(Given request): Reproduce every row below verbatim, keeping them in the same order.

(Raw records):

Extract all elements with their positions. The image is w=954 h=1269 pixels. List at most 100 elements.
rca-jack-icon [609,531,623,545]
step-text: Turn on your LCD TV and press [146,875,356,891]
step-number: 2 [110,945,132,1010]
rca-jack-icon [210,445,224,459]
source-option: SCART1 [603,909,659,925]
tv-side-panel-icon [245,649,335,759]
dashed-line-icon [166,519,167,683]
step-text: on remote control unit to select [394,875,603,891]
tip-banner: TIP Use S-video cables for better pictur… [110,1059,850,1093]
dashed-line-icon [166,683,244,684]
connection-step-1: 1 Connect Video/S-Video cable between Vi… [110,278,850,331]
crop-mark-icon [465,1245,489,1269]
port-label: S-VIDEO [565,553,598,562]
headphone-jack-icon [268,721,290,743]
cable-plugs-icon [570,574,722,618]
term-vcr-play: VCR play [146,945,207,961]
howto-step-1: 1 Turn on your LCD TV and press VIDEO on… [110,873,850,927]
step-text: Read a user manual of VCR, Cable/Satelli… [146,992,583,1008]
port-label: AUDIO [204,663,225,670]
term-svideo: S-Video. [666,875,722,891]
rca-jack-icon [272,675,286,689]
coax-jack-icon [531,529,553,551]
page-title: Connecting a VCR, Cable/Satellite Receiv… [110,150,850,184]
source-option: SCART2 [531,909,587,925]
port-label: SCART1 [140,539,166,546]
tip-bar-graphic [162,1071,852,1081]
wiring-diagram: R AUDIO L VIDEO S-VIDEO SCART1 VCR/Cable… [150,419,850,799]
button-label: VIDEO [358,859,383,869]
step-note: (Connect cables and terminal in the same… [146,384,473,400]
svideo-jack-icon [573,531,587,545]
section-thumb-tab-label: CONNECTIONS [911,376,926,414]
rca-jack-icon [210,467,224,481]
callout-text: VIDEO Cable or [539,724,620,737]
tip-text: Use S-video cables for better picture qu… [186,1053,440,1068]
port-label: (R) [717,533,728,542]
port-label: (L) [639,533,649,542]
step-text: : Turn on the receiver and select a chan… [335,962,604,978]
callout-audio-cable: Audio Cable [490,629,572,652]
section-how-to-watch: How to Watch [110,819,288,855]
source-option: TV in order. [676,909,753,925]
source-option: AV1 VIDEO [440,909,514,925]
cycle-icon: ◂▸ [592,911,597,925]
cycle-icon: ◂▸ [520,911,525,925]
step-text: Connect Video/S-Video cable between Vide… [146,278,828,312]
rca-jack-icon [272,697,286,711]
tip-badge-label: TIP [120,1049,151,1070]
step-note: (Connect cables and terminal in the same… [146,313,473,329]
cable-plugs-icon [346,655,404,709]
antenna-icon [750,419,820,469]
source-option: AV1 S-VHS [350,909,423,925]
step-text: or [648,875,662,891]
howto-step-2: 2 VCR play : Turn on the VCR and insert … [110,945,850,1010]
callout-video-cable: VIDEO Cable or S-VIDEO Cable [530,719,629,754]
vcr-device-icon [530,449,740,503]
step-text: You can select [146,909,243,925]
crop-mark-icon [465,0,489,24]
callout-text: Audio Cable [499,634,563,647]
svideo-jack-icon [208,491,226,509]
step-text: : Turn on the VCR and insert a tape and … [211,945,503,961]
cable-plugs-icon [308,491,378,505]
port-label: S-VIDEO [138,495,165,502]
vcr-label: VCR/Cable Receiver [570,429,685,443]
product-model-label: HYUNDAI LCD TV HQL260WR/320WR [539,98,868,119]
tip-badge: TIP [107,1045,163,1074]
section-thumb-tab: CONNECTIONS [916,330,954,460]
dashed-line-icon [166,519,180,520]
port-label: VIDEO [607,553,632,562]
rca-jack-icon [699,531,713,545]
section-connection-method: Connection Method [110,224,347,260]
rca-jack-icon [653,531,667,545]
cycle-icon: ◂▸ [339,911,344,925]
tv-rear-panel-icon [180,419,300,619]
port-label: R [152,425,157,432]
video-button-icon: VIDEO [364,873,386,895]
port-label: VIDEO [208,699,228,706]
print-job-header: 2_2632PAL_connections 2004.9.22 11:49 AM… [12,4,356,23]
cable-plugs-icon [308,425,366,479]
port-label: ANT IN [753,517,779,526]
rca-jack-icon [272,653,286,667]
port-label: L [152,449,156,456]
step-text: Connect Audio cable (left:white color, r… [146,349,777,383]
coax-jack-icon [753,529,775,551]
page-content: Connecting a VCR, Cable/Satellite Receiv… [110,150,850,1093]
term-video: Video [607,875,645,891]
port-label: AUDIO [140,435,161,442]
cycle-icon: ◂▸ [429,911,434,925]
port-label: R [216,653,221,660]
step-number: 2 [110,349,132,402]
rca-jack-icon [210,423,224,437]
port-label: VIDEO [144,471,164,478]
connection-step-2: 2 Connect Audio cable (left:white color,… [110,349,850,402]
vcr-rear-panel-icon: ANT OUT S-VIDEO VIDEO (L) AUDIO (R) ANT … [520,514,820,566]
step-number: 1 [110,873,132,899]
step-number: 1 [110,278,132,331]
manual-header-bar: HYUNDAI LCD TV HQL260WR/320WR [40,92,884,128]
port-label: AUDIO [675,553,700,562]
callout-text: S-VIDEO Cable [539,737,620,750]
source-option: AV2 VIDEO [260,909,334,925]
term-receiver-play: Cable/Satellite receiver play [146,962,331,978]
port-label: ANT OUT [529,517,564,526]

(Final result):
Extract all elements with their positions. The image is w=954 h=1269 pixels. List at most 100 elements.
rca-jack-icon [609,531,623,545]
step-text: Turn on your LCD TV and press [146,875,356,891]
step-number: 2 [110,945,132,1010]
rca-jack-icon [210,445,224,459]
source-option: SCART1 [603,909,659,925]
tv-side-panel-icon [245,649,335,759]
dashed-line-icon [166,519,167,683]
step-text: on remote control unit to select [394,875,603,891]
tip-banner: TIP Use S-video cables for better pictur… [110,1059,850,1093]
dashed-line-icon [166,683,244,684]
connection-step-1: 1 Connect Video/S-Video cable between Vi… [110,278,850,331]
crop-mark-icon [465,1245,489,1269]
port-label: S-VIDEO [565,553,598,562]
headphone-jack-icon [268,721,290,743]
cable-plugs-icon [570,574,722,618]
term-vcr-play: VCR play [146,945,207,961]
howto-step-1: 1 Turn on your LCD TV and press VIDEO on… [110,873,850,927]
step-text: Read a user manual of VCR, Cable/Satelli… [146,992,583,1008]
port-label: AUDIO [204,663,225,670]
term-svideo: S-Video. [666,875,722,891]
rca-jack-icon [272,675,286,689]
coax-jack-icon [531,529,553,551]
page-title: Connecting a VCR, Cable/Satellite Receiv… [110,150,850,184]
source-option: SCART2 [531,909,587,925]
port-label: SCART1 [140,539,166,546]
tip-bar-graphic [162,1071,852,1081]
wiring-diagram: R AUDIO L VIDEO S-VIDEO SCART1 VCR/Cable… [150,419,850,799]
button-label: VIDEO [358,859,383,869]
step-note: (Connect cables and terminal in the same… [146,384,473,400]
svideo-jack-icon [573,531,587,545]
section-thumb-tab-label: CONNECTIONS [911,376,926,414]
rca-jack-icon [210,467,224,481]
callout-text: VIDEO Cable or [539,724,620,737]
tip-text: Use S-video cables for better picture qu… [186,1053,440,1068]
port-label: (R) [717,533,728,542]
port-label: (L) [639,533,649,542]
step-text: : Turn on the receiver and select a chan… [335,962,604,978]
callout-audio-cable: Audio Cable [490,629,572,652]
section-how-to-watch: How to Watch [110,819,288,855]
source-option: TV in order. [676,909,753,925]
source-option: AV1 VIDEO [440,909,514,925]
cycle-icon: ◂▸ [592,911,597,925]
cycle-icon: ◂▸ [520,911,525,925]
step-text: Connect Video/S-Video cable between Vide… [146,278,828,312]
rca-jack-icon [272,697,286,711]
tip-badge-label: TIP [120,1049,151,1070]
step-note: (Connect cables and terminal in the same… [146,313,473,329]
cable-plugs-icon [346,655,404,709]
antenna-icon [750,419,820,469]
source-option: AV1 S-VHS [350,909,423,925]
step-text: or [648,875,662,891]
howto-step-2: 2 VCR play : Turn on the VCR and insert … [110,945,850,1010]
callout-video-cable: VIDEO Cable or S-VIDEO Cable [530,719,629,754]
vcr-device-icon [530,449,740,503]
step-text: You can select [146,909,243,925]
crop-mark-icon [465,0,489,24]
callout-text: Audio Cable [499,634,563,647]
svideo-jack-icon [208,491,226,509]
step-text: : Turn on the VCR and insert a tape and … [211,945,503,961]
cable-plugs-icon [308,491,378,505]
port-label: S-VIDEO [138,495,165,502]
vcr-label: VCR/Cable Receiver [570,429,685,443]
product-model-label: HYUNDAI LCD TV HQL260WR/320WR [539,98,868,119]
tip-badge: TIP [107,1045,163,1074]
section-thumb-tab: CONNECTIONS [916,330,954,460]
dashed-line-icon [166,519,180,520]
port-label: VIDEO [607,553,632,562]
rca-jack-icon [699,531,713,545]
section-connection-method: Connection Method [110,224,347,260]
rca-jack-icon [653,531,667,545]
cycle-icon: ◂▸ [339,911,344,925]
tv-rear-panel-icon [180,419,300,619]
port-label: R [152,425,157,432]
video-button-icon: VIDEO [364,873,386,895]
port-label: VIDEO [208,699,228,706]
print-job-header: 2_2632PAL_connections 2004.9.22 11:49 AM… [12,4,356,23]
cable-plugs-icon [308,425,366,479]
port-label: ANT IN [753,517,779,526]
rca-jack-icon [272,653,286,667]
port-label: L [152,449,156,456]
step-text: Connect Audio cable (left:white color, r… [146,349,777,383]
coax-jack-icon [753,529,775,551]
page-content: Connecting a VCR, Cable/Satellite Receiv… [110,150,850,1093]
term-video: Video [607,875,645,891]
port-label: AUDIO [140,435,161,442]
cycle-icon: ◂▸ [429,911,434,925]
port-label: R [216,653,221,660]
step-number: 2 [110,349,132,402]
rca-jack-icon [210,423,224,437]
port-label: VIDEO [144,471,164,478]
connection-step-2: 2 Connect Audio cable (left:white color,… [110,349,850,402]
vcr-rear-panel-icon: ANT OUT S-VIDEO VIDEO (L) AUDIO (R) ANT … [520,514,820,566]
step-number: 1 [110,873,132,899]
step-number: 1 [110,278,132,331]
manual-header-bar: HYUNDAI LCD TV HQL260WR/320WR [40,92,884,128]
port-label: AUDIO [675,553,700,562]
callout-text: S-VIDEO Cable [539,737,620,750]
source-option: AV2 VIDEO [260,909,334,925]
term-receiver-play: Cable/Satellite receiver play [146,962,331,978]
port-label: ANT OUT [529,517,564,526]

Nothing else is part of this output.